→ Task directions
In the material below, count the lines with the word "image" and state that number only.

→ Data records
::::::

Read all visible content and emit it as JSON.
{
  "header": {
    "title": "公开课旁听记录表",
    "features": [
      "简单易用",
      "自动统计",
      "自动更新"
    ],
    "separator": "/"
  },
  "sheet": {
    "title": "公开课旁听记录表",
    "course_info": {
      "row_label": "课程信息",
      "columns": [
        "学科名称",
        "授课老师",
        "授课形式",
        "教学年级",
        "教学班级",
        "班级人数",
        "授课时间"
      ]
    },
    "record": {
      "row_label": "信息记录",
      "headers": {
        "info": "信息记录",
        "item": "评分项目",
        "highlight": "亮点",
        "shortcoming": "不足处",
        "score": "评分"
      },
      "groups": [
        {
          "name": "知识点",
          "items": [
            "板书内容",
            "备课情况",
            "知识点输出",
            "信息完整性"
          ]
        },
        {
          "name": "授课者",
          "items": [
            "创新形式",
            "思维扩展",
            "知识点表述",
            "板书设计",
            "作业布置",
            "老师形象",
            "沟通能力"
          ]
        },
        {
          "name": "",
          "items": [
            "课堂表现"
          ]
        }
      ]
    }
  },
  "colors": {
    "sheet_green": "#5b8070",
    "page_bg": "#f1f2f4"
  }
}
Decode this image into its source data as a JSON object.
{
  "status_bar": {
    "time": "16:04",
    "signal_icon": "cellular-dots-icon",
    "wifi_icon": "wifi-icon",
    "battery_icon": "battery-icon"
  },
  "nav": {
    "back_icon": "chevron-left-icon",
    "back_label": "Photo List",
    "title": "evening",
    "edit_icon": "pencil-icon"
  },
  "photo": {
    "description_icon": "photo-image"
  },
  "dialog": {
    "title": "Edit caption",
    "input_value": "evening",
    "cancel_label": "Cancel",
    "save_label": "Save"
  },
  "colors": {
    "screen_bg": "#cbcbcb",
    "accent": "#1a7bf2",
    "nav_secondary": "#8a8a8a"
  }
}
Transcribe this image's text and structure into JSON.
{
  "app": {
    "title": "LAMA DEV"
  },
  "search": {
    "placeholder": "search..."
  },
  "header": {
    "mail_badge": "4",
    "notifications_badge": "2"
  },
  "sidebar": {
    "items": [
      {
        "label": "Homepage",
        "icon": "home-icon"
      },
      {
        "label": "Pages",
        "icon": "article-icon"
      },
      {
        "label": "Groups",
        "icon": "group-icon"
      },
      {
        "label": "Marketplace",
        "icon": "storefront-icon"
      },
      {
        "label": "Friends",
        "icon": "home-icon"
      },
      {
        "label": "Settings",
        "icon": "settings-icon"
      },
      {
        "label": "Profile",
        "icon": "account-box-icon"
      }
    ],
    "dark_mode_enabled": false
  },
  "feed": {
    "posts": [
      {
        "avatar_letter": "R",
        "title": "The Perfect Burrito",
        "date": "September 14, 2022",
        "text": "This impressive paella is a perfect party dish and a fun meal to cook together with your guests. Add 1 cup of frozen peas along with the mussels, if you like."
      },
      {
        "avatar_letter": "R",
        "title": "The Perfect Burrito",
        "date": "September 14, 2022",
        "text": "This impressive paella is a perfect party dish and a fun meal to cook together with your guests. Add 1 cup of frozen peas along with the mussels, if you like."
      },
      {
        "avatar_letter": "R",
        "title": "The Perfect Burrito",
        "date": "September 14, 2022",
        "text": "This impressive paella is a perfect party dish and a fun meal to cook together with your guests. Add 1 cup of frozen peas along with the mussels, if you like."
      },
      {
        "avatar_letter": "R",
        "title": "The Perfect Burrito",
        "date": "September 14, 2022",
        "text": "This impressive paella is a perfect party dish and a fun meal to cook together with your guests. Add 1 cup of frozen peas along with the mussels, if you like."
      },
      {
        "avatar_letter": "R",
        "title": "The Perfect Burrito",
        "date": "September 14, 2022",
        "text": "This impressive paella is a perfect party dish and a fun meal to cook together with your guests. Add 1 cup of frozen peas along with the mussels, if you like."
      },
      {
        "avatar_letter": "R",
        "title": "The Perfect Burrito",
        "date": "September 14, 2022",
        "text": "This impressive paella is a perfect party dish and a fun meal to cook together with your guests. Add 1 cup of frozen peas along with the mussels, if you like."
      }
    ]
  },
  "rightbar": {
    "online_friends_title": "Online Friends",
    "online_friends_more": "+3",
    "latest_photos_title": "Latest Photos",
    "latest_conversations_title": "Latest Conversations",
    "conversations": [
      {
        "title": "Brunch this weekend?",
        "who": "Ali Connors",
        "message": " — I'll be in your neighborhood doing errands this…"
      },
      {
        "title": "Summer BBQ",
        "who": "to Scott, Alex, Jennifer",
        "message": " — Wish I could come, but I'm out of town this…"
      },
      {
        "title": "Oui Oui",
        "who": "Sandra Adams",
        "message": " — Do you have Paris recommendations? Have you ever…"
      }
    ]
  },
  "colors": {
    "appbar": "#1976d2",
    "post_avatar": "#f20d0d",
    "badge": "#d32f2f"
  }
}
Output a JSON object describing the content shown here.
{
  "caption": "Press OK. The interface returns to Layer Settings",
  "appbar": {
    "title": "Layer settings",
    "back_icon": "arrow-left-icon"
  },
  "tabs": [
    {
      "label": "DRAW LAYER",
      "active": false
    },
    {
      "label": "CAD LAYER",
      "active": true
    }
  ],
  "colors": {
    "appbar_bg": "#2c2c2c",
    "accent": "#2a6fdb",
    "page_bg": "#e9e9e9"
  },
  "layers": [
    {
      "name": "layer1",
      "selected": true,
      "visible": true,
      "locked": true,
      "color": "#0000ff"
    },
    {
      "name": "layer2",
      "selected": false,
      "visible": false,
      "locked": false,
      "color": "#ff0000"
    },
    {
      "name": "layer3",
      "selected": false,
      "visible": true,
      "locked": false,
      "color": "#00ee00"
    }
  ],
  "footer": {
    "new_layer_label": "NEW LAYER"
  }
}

::::::

→ Task output
3